--- START OF Extracted information ---
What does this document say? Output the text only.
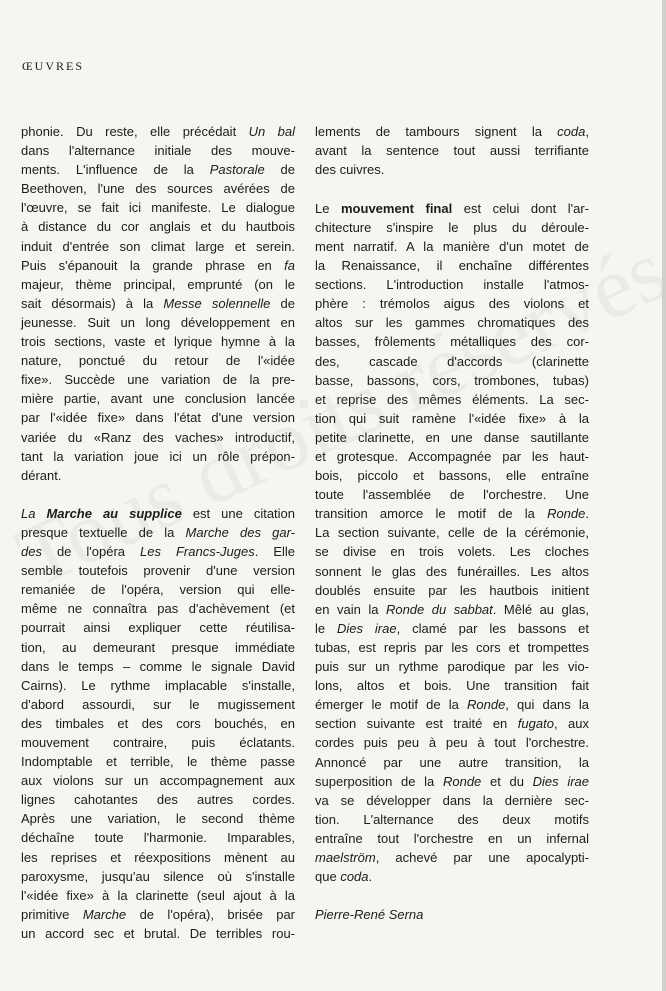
ŒUVRES
phonie. Du reste, elle précédait Un bal
dans l'alternance initiale des mouve-
ments. L'influence de la Pastorale de
Beethoven, l'une des sources avérées de
l'œuvre, se fait ici manifeste. Le dialogue
à distance du cor anglais et du hautbois
induit d'entrée son climat large et serein.
Puis s'épanouit la grande phrase en fa
majeur, thème principal, emprunté (on le
sait désormais) à la Messe solennelle de
jeunesse. Suit un long développement en
trois sections, vaste et lyrique hymne à la
nature, ponctué du retour de l'«idée
fixe». Succède une variation de la pre-
mière partie, avant une conclusion lancée
par l'«idée fixe» dans l'état d'une version
variée du «Ranz des vaches» introductif,
tant la variation joue ici un rôle prépon-
dérant.
La Marche au supplice est une citation
presque textuelle de la Marche des gar-
des de l'opéra Les Francs-Juges. Elle
semble toutefois provenir d'une version
remaniée de l'opéra, version qui elle-
même ne connaîtra pas d'achèvement (et
pourrait ainsi expliquer cette réutilisa-
tion, au demeurant presque immédiate
dans le temps – comme le signale David
Cairns). Le rythme implacable s'installe,
d'abord assourdi, sur le mugissement
des timbales et des cors bouchés, en
mouvement contraire, puis éclatants.
Indomptable et terrible, le thème passe
aux violons sur un accompagnement aux
lignes cahotantes des autres cordes.
Après une variation, le second thème
déchaîne toute l'harmonie. Imparables,
les reprises et réexpositions mènent au
paroxysme, jusqu'au silence où s'installe
l'«idée fixe» à la clarinette (seul ajout à la
primitive Marche de l'opéra), brisée par
un accord sec et brutal. De terribles rou-
lements de tambours signent la coda,
avant la sentence tout aussi terrifiante
des cuivres.
Le mouvement final est celui dont l'ar-
chitecture s'inspire le plus du déroule-
ment narratif. A la manière d'un motet de
la Renaissance, il enchaîne différentes
sections. L'introduction installe l'atmos-
phère : trémolos aigus des violons et
altos sur les gammes chromatiques des
basses, frôlements métalliques des cor-
des, cascade d'accords (clarinette
basse, bassons, cors, trombones, tubas)
et reprise des mêmes éléments. La sec-
tion qui suit ramène l'«idée fixe» à la
petite clarinette, en une danse sautillante
et grotesque. Accompagnée par les haut-
bois, piccolo et bassons, elle entraîne
toute l'assemblée de l'orchestre. Une
transition amorce le motif de la Ronde.
La section suivante, celle de la cérémonie,
se divise en trois volets. Les cloches
sonnent le glas des funérailles. Les altos
doublés ensuite par les hautbois initient
en vain la Ronde du sabbat. Mêlé au glas,
le Dies irae, clamé par les bassons et
tubas, est repris par les cors et trompettes
puis sur un rythme parodique par les vio-
lons, altos et bois. Une transition fait
émerger le motif de la Ronde, qui dans la
section suivante est traité en fugato, aux
cordes puis peu à peu à tout l'orchestre.
Annoncé par une autre transition, la
superposition de la Ronde et du Dies irae
va se développer dans la dernière sec-
tion. L'alternance des deux motifs
entraîne tout l'orchestre en un infernal
maelström, achevé par une apocalypti-
que coda.
Pierre-René Serna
--- END OF Extracted information ---
▶ [Task details] Write out each entry exactly as given, omitting any picture.

▶ [Answer to the task]
What does this document say? Output the text only.
ŒUVRES
phonie. Du reste, elle précédait Un bal
dans l'alternance initiale des mouve-
ments. L'influence de la Pastorale de
Beethoven, l'une des sources avérées de
l'œuvre, se fait ici manifeste. Le dialogue
à distance du cor anglais et du hautbois
induit d'entrée son climat large et serein.
Puis s'épanouit la grande phrase en fa
majeur, thème principal, emprunté (on le
sait désormais) à la Messe solennelle de
jeunesse. Suit un long développement en
trois sections, vaste et lyrique hymne à la
nature, ponctué du retour de l'«idée
fixe». Succède une variation de la pre-
mière partie, avant une conclusion lancée
par l'«idée fixe» dans l'état d'une version
variée du «Ranz des vaches» introductif,
tant la variation joue ici un rôle prépon-
dérant.
La Marche au supplice est une citation
presque textuelle de la Marche des gar-
des de l'opéra Les Francs-Juges. Elle
semble toutefois provenir d'une version
remaniée de l'opéra, version qui elle-
même ne connaîtra pas d'achèvement (et
pourrait ainsi expliquer cette réutilisa-
tion, au demeurant presque immédiate
dans le temps – comme le signale David
Cairns). Le rythme implacable s'installe,
d'abord assourdi, sur le mugissement
des timbales et des cors bouchés, en
mouvement contraire, puis éclatants.
Indomptable et terrible, le thème passe
aux violons sur un accompagnement aux
lignes cahotantes des autres cordes.
Après une variation, le second thème
déchaîne toute l'harmonie. Imparables,
les reprises et réexpositions mènent au
paroxysme, jusqu'au silence où s'installe
l'«idée fixe» à la clarinette (seul ajout à la
primitive Marche de l'opéra), brisée par
un accord sec et brutal. De terribles rou-
lements de tambours signent la coda,
avant la sentence tout aussi terrifiante
des cuivres.
Le mouvement final est celui dont l'ar-
chitecture s'inspire le plus du déroule-
ment narratif. A la manière d'un motet de
la Renaissance, il enchaîne différentes
sections. L'introduction installe l'atmos-
phère : trémolos aigus des violons et
altos sur les gammes chromatiques des
basses, frôlements métalliques des cor-
des, cascade d'accords (clarinette
basse, bassons, cors, trombones, tubas)
et reprise des mêmes éléments. La sec-
tion qui suit ramène l'«idée fixe» à la
petite clarinette, en une danse sautillante
et grotesque. Accompagnée par les haut-
bois, piccolo et bassons, elle entraîne
toute l'assemblée de l'orchestre. Une
transition amorce le motif de la Ronde.
La section suivante, celle de la cérémonie,
se divise en trois volets. Les cloches
sonnent le glas des funérailles. Les altos
doublés ensuite par les hautbois initient
en vain la Ronde du sabbat. Mêlé au glas,
le Dies irae, clamé par les bassons et
tubas, est repris par les cors et trompettes
puis sur un rythme parodique par les vio-
lons, altos et bois. Une transition fait
émerger le motif de la Ronde, qui dans la
section suivante est traité en fugato, aux
cordes puis peu à peu à tout l'orchestre.
Annoncé par une autre transition, la
superposition de la Ronde et du Dies irae
va se développer dans la dernière sec-
tion. L'alternance des deux motifs
entraîne tout l'orchestre en un infernal
maelström, achevé par une apocalypti-
que coda.
Pierre-René Serna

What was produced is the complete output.